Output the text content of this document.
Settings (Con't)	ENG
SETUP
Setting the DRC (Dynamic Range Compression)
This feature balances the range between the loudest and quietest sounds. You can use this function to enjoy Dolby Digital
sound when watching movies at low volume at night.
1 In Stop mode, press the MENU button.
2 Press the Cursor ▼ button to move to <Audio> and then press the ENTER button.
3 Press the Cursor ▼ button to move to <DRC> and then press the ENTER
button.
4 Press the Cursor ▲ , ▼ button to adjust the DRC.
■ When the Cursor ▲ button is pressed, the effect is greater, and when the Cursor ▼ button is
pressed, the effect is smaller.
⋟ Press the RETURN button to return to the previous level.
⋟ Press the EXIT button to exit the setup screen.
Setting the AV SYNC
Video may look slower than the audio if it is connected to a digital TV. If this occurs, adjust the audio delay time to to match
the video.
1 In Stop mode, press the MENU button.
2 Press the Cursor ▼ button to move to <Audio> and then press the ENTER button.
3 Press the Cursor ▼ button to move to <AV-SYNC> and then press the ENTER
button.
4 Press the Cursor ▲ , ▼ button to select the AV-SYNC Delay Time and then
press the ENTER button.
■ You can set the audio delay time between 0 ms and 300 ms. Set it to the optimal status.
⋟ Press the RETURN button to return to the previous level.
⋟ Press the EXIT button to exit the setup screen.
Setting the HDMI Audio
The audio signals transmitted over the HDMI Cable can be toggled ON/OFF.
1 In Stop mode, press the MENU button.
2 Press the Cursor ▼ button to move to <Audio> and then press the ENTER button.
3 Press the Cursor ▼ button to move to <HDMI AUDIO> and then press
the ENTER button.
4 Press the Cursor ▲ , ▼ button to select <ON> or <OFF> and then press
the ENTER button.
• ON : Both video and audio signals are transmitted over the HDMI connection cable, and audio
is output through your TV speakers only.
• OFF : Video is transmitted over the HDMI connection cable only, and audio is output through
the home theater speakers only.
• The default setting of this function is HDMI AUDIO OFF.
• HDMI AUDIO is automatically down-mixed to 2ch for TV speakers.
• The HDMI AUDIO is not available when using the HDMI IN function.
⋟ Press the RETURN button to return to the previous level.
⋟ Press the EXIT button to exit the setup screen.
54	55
○ ○ ○ ○ ○ ○ ○
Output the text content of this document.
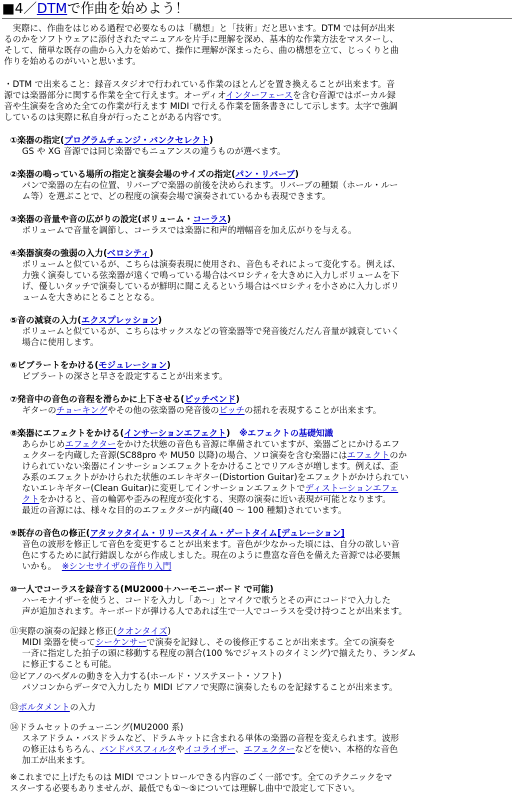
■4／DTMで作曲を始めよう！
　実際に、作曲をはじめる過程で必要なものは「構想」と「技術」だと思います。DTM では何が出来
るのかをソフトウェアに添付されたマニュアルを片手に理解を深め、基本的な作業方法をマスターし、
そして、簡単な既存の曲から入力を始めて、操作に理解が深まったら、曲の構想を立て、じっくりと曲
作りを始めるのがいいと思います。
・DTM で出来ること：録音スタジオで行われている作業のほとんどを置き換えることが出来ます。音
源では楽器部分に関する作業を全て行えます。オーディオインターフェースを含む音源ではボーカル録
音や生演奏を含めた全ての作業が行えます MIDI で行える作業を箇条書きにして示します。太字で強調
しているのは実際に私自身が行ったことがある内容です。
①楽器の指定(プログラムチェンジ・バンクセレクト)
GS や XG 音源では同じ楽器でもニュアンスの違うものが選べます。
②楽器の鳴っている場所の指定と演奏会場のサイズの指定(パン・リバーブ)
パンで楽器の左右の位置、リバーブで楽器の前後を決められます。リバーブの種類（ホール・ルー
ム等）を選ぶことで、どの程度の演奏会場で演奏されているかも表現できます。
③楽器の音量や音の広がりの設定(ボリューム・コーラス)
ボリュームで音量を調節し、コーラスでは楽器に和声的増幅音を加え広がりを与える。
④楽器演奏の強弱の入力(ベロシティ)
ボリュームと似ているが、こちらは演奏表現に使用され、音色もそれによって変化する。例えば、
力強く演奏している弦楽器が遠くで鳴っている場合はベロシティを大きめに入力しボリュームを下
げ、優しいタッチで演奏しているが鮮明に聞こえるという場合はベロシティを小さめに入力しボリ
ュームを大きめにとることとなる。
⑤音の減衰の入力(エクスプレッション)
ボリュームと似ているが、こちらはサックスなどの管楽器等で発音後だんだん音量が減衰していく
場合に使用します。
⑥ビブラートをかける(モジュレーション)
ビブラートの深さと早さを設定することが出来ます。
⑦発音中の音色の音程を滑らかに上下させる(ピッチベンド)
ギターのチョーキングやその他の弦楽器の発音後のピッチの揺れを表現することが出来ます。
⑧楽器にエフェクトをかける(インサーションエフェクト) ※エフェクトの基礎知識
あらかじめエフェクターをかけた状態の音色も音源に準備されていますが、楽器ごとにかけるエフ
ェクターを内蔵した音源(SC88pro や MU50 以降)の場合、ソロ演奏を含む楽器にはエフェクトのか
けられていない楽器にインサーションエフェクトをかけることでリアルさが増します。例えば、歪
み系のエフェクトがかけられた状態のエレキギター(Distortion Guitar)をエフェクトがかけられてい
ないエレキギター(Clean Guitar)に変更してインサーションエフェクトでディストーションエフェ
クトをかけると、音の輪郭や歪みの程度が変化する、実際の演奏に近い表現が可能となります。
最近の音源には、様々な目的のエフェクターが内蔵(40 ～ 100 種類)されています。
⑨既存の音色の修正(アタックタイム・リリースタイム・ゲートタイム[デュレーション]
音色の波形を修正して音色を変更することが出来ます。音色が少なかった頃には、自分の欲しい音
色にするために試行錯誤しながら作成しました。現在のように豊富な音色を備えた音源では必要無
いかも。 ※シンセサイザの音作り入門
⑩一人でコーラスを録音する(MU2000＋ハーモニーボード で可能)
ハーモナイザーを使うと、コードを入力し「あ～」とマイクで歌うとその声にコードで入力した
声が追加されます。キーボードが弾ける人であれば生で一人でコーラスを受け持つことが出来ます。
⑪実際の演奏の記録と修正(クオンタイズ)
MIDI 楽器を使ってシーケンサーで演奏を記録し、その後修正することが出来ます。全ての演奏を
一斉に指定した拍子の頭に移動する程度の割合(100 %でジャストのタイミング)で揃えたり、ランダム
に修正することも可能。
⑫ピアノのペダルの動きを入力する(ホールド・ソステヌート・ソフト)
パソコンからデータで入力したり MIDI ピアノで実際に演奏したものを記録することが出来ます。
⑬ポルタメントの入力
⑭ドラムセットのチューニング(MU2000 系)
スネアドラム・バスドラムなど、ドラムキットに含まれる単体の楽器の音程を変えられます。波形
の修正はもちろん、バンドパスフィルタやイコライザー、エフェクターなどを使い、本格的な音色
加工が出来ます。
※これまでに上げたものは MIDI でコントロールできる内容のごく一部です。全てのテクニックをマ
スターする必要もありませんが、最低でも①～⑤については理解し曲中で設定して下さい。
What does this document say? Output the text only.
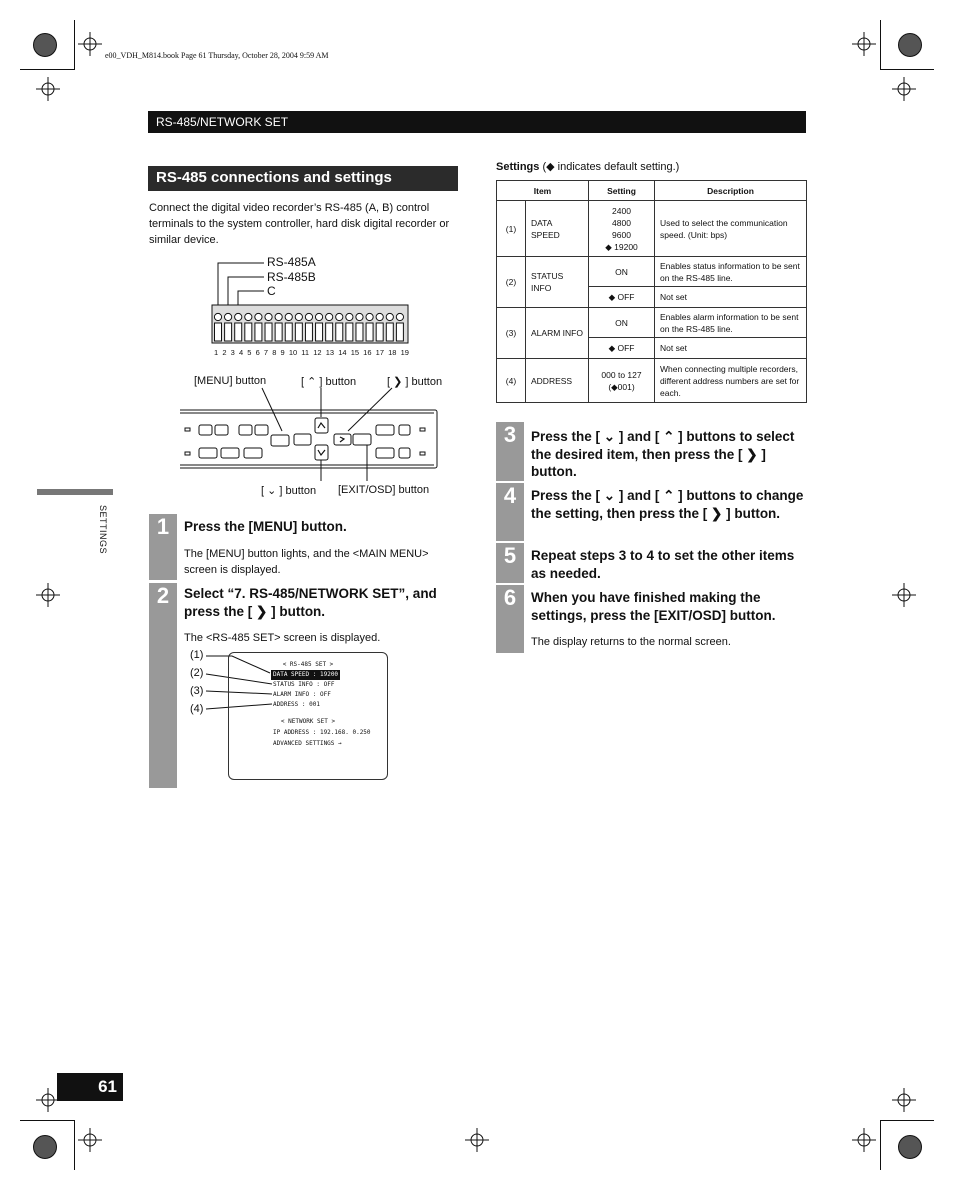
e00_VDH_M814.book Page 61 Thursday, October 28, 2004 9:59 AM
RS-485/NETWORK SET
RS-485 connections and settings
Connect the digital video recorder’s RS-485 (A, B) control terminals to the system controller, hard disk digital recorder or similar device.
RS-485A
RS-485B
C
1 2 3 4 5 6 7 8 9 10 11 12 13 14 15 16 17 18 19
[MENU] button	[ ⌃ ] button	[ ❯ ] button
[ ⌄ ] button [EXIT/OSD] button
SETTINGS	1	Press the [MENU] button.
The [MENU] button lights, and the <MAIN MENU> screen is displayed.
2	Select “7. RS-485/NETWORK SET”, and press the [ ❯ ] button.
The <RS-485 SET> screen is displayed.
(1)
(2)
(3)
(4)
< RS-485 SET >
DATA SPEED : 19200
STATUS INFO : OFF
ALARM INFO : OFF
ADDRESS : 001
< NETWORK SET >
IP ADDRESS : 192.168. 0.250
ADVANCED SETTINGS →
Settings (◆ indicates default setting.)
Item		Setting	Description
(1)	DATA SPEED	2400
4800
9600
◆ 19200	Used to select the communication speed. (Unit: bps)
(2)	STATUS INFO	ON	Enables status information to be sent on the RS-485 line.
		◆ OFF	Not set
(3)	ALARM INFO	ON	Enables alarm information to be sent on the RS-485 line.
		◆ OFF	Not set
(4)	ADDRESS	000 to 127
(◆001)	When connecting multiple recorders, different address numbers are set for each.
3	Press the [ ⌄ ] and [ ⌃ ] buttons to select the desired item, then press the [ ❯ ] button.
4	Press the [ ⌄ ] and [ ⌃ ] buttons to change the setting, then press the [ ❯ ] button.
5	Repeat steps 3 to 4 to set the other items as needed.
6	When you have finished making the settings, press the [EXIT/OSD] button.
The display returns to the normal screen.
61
○ ○ ○ ○ ○ ○ ○
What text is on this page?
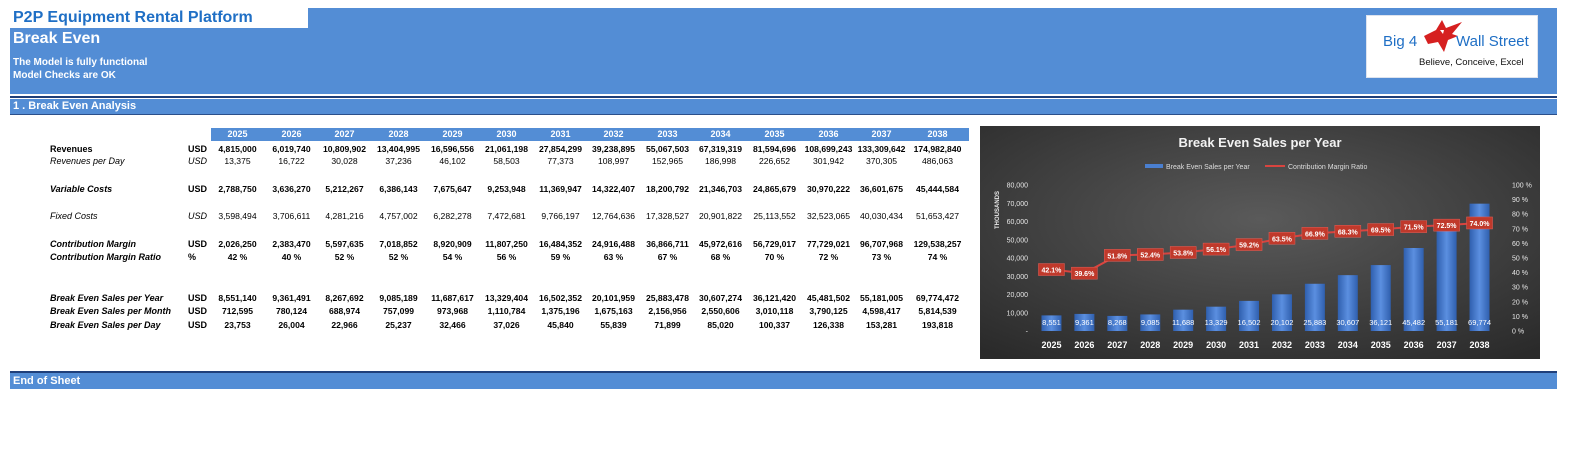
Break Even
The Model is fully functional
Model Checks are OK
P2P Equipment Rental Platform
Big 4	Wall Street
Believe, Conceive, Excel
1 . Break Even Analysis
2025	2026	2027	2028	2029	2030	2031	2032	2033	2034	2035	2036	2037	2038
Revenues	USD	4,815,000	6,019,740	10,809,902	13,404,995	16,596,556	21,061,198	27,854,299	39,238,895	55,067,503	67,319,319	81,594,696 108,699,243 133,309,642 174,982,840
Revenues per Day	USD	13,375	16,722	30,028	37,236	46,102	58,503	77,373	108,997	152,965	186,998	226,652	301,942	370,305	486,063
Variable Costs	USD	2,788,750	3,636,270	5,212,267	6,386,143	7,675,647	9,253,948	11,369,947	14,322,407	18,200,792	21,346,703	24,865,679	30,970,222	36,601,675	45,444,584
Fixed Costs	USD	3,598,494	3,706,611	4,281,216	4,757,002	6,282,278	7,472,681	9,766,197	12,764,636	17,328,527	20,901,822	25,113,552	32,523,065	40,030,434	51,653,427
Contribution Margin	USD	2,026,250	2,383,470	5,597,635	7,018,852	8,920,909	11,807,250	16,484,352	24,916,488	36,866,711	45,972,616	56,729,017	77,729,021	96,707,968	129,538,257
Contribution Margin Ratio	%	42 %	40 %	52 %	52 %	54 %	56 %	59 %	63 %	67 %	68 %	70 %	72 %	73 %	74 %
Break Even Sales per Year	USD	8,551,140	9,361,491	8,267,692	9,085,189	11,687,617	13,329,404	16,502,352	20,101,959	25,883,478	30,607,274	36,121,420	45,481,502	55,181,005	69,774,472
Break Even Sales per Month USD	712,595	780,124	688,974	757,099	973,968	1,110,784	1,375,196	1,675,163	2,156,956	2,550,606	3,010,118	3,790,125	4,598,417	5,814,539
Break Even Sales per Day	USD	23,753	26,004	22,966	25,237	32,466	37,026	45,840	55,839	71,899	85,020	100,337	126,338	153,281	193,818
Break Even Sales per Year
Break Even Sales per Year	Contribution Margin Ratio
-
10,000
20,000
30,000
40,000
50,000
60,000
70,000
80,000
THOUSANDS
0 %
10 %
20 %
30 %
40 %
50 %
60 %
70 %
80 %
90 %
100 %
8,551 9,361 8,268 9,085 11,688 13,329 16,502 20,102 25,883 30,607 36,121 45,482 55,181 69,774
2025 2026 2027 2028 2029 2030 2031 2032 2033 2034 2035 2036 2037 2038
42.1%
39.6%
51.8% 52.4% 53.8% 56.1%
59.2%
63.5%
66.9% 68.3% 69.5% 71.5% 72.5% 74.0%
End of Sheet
○ ○ ○ ○ ○ ○ ○
Pick out and copy every line that contains the word "ALARM".

ALARM INFO : OFF
(3)	ALARM INFO	ON	Enables alarm information to be sent on the RS-485 line.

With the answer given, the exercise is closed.